## EXERCISE OBJECTIVE:
List every transcription factor that the text below on cancer driver lncRNAs names as part of the ADRN core transcriptional circuitry.

Identification of potential cancer driver lncRNAs via integration of epigenetic data
While majority of our NBL cohort has an ADRN phenotype we observed heterogeneity in lncRNA expression across ADRN samples. To better define ADRN associated lncRNAs, we integrated information about transcription factors within the ADRN core transcriptional circuitry (CRC). This set of co-bound and auto-regulated TF’s (MYCN, PHOX2B, HAND2, GATA3, ISL1, and TBX2[59, 63]) has been found to regulate many key neuroblastoma driver genes such as ALK and altogether drives cell identity. To distinguish potential lncRNA driver genes in NBL, we used epigenetic data to identify lncRNAs regulated by the CRC TFs. CRC-driven gene regulation can occur both by direct binding of TFs to the promoter of the gene of interest (Fig. 5C) or via long-range chromatin interactions and distal binding to other promoters (Fig. 5D) and enhancer regions (Fig. 5E) [59, 63, 66, 67]. CRC-bound regulatory loci were identified from publicly available ChIP-seq data for all ADRN TFs across two MYCN-amplified NBL cell lines: SKNBE(2)C and KELLY[63]. To comprehensively identify both short- and long- range CRC gene regulation, we generated high-resolution (i.e. using 4-cutter restriction enzyme DpnII) genome-wide promoter-focused Capture C[32] in the NBL cell line NB1643. After pinpointing gene promoters interacting with CRC TF bound regulatory loci (promoters or enhancers) (Fig. 5C–E), we identified 547 lncRNA genes associated with the NBL CRC (Fig. 5F, Supplementary Table S13), with only 249 (45%) of these lncRNA genes being bound by CRC TFs within their promoter regions. We further distinguished 300 ADRN lncRNAs based on differential expression (DE) between ADRN and MES samples (Fig. 5F, Supplementary Table S14), but note that 28% of these genes are also in NBL-associated copy number altered regions. For example, in the 17q amplified region, the TBX2-AS1 lncRNA is highly correlated to the CRC TF: TBX2 (Pearson’s r=0.77) and both are up-regulated in ADRN samples (Fig. 5G). CRC binding is observed at both the shared promoter region of TBX2 and TBX2-AS1 and at an interacting distal enhancer (Fig. 5H). TBX2 was recently shown to be involved in NBL cell proliferation[68] but the role of TBX2-AS1 in NBL is unknown.

## ENTRIES SUPPLIED:
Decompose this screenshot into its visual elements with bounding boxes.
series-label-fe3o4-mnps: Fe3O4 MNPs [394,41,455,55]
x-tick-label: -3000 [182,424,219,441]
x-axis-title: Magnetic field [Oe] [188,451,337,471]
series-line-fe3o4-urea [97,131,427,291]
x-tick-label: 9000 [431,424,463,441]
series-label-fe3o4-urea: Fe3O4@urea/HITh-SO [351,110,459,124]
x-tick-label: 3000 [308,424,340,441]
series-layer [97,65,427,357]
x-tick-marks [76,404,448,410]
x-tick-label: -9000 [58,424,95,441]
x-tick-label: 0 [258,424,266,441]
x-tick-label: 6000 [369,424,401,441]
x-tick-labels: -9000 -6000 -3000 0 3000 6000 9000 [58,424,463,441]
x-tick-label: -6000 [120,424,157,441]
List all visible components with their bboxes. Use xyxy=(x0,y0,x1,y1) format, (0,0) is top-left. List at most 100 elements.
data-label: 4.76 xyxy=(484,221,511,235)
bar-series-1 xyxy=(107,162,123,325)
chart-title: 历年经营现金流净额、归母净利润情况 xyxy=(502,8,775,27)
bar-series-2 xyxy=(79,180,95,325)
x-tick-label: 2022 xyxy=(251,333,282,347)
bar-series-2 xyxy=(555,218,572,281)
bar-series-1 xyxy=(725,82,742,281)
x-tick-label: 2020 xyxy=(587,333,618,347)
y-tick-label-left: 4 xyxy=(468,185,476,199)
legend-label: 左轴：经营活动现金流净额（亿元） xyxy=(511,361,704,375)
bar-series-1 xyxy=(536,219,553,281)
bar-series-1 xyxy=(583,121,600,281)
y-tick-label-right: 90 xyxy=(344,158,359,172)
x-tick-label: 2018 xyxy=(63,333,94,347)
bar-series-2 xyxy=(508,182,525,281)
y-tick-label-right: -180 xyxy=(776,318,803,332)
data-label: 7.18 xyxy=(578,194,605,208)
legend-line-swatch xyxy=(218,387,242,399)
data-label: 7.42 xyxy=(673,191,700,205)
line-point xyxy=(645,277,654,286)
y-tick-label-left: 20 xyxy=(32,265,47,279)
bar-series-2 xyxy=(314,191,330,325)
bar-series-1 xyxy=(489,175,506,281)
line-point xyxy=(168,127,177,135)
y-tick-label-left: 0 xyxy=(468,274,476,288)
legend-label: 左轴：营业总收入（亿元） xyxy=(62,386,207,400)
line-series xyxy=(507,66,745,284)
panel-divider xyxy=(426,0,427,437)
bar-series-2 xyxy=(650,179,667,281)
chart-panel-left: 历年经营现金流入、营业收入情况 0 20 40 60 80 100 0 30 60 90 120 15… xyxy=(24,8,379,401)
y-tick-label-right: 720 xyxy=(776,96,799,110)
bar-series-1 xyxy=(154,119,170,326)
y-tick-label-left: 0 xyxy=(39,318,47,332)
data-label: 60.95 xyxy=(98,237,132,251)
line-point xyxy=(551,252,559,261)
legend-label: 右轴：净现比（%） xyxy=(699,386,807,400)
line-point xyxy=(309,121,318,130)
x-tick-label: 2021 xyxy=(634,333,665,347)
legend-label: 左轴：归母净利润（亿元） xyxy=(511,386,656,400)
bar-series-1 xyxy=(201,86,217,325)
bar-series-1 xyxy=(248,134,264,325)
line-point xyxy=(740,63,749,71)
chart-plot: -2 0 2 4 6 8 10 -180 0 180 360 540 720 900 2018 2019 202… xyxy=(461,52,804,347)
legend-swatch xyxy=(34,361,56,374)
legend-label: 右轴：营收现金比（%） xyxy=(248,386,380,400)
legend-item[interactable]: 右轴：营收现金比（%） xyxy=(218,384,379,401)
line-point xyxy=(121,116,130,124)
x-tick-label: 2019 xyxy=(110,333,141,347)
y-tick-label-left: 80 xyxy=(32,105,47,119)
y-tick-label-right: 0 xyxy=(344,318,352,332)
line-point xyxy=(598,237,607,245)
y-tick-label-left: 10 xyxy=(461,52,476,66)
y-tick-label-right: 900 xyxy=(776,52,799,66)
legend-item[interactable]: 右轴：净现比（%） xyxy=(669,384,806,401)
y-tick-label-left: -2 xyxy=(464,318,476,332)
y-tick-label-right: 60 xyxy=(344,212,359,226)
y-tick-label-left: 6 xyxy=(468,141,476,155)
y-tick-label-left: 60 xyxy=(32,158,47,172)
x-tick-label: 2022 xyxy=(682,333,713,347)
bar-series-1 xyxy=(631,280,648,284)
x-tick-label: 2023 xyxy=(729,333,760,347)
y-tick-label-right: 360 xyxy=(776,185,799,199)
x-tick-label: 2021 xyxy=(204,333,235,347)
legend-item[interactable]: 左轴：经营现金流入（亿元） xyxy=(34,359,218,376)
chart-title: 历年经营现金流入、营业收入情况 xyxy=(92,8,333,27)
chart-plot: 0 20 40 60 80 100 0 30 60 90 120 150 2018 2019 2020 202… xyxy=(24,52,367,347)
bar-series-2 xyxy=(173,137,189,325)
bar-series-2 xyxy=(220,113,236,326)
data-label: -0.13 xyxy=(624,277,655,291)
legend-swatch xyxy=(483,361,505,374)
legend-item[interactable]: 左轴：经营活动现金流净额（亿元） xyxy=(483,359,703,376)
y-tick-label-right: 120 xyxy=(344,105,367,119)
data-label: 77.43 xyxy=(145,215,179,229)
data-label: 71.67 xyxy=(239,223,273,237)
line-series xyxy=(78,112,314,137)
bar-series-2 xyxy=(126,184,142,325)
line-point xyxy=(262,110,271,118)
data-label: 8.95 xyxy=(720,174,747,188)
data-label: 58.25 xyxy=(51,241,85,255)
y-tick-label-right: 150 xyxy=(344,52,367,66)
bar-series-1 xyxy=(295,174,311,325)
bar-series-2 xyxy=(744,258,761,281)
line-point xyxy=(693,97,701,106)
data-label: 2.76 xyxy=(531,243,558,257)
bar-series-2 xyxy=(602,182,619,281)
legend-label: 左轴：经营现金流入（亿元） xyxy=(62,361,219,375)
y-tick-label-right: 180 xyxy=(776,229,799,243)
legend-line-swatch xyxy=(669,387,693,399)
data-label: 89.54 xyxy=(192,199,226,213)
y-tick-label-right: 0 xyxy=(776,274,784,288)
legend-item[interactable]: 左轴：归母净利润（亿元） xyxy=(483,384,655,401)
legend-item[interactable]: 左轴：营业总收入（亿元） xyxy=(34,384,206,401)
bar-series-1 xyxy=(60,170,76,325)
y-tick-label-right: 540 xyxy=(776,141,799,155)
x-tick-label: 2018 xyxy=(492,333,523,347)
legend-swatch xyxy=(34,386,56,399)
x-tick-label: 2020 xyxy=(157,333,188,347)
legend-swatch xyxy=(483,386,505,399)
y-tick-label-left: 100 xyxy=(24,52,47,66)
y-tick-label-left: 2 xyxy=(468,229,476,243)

## PROBLEM SOLUTION:
MYCN, PHOX2B, HAND2, GATA3, ISL1, TBX2